* REQUIREMENT: Copy each line in which the string "Computing" occurs.

====

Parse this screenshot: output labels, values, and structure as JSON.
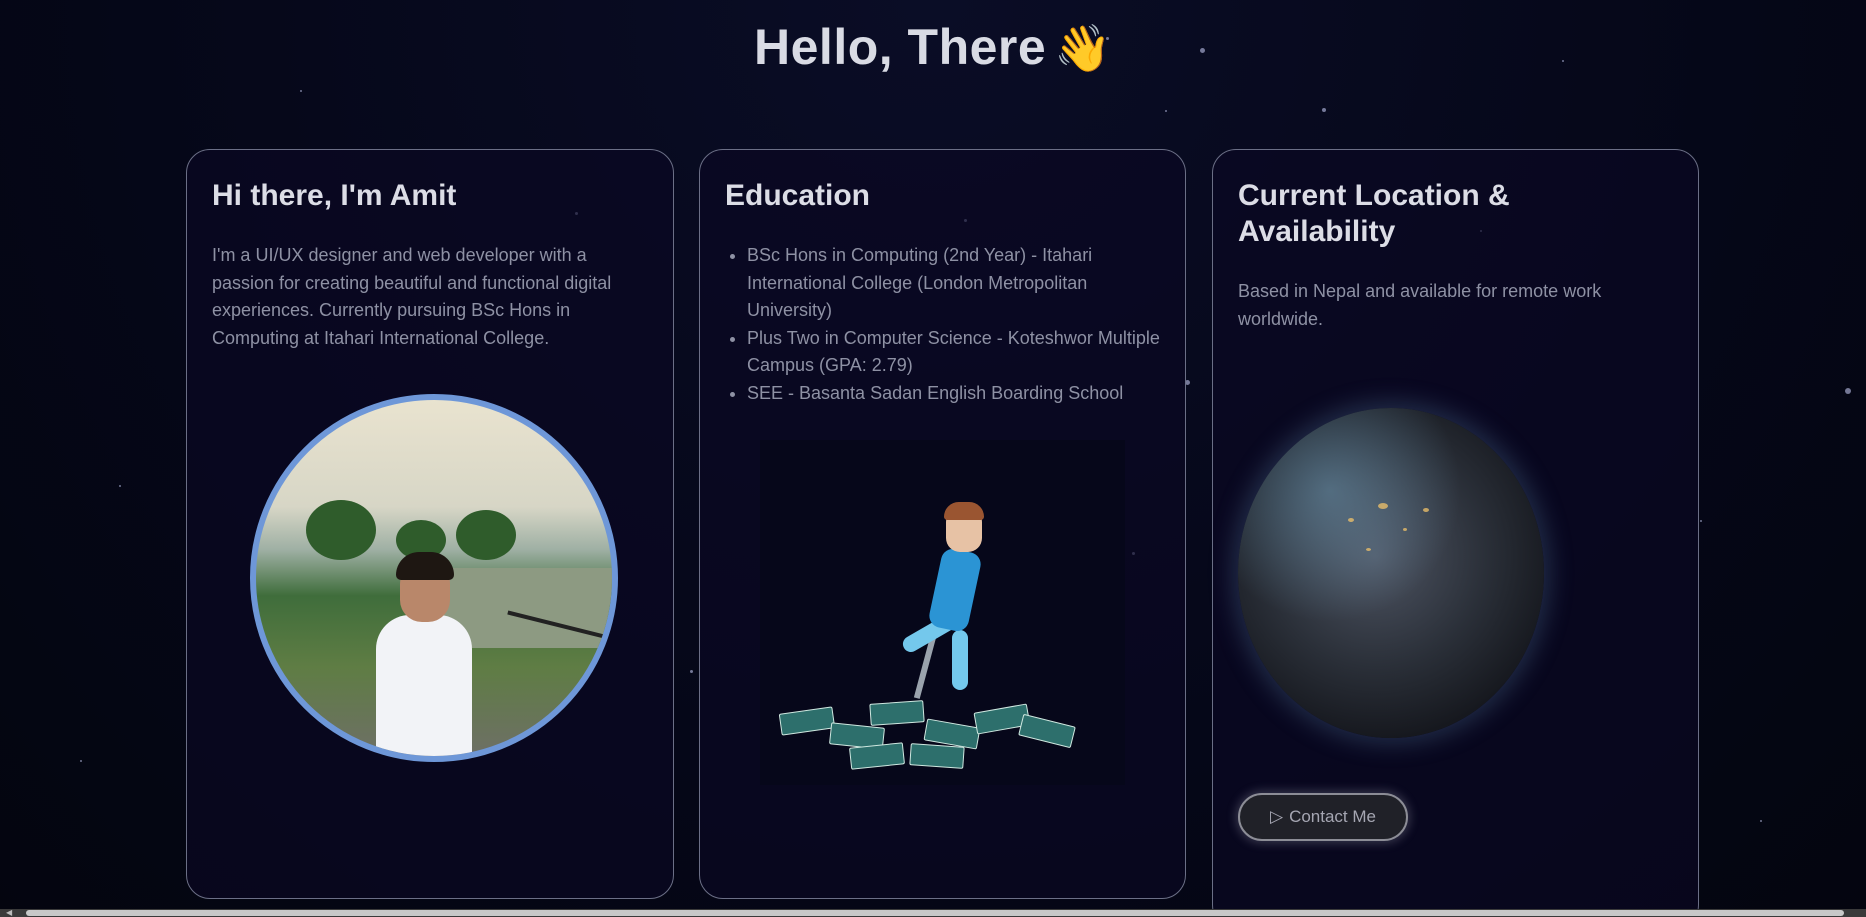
{
  "headline": {
    "text": "Hello, There",
    "emoji": "👋"
  },
  "about": {
    "title": "Hi there, I'm Amit",
    "body": "I'm a UI/UX designer and web developer with a passion for creating beautiful and functional digital experiences. Currently pursuing BSc Hons in Computing at Itahari International College."
  },
  "education": {
    "title": "Education",
    "items": [
      "BSc Hons in Computing (2nd Year) - Itahari International College (London Metropolitan University)",
      "Plus Two in Computer Science - Koteshwor Multiple Campus (GPA: 2.79)",
      "SEE - Basanta Sadan English Boarding School"
    ]
  },
  "location": {
    "title": "Current Location & Availability",
    "body": "Based in Nepal and available for remote work worldwide.",
    "contact_label": "Contact Me",
    "contact_icon": "send-icon"
  },
  "colors": {
    "background": "#050718",
    "card_border": "#6b6f86",
    "avatar_ring": "#6e97d8",
    "heading": "#dcdde6",
    "body_text": "#8e91a4"
  }
}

====

* RESULT:
    "body": "I'm a UI/UX designer and web developer with a passion for creating beautiful and functional digital experiences. Currently pursuing BSc Hons in Computing at Itahari International College."
      "BSc Hons in Computing (2nd Year) - Itahari International College (London Metropolitan University)",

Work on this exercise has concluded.